▶ _Instructions for the task_:
Scan the entries below and extract each line with the word "Applications" in it.

▶ _Records shown_:
++++

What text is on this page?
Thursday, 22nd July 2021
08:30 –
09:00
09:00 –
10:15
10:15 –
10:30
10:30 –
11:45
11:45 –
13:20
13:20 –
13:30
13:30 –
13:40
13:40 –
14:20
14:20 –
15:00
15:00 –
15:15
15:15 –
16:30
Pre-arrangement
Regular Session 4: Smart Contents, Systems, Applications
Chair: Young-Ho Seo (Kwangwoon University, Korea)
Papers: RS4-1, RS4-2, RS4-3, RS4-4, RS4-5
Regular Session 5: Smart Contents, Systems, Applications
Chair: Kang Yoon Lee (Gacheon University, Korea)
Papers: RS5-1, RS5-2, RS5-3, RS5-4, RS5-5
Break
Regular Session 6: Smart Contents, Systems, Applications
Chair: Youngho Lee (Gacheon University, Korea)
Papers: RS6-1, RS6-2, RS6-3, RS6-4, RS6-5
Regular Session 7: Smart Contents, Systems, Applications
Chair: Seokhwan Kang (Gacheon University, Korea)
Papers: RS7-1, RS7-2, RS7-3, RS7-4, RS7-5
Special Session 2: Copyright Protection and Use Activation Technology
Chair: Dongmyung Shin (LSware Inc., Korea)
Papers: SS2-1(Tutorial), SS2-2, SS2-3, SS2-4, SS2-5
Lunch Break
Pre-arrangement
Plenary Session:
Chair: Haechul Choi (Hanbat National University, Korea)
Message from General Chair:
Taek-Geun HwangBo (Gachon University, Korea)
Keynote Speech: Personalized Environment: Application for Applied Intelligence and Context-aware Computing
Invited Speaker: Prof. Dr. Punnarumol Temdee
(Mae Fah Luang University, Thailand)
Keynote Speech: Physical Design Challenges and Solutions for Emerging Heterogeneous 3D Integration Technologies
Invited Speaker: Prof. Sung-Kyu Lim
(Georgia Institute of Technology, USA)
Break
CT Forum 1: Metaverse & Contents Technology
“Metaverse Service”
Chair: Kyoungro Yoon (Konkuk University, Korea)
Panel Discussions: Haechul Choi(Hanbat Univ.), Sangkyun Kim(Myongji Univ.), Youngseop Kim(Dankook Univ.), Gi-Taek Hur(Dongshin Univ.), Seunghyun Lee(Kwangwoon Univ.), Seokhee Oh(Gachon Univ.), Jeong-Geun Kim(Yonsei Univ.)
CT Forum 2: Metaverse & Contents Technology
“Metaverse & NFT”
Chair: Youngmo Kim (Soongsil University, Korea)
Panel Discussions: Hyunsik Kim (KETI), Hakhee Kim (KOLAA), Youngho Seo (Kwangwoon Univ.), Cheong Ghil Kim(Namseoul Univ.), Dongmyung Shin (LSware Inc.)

++++

▶ _Task output_:
Regular Session 4: Smart Contents, Systems, Applications
Regular Session 5: Smart Contents, Systems, Applications
Regular Session 6: Smart Contents, Systems, Applications
Regular Session 7: Smart Contents, Systems, Applications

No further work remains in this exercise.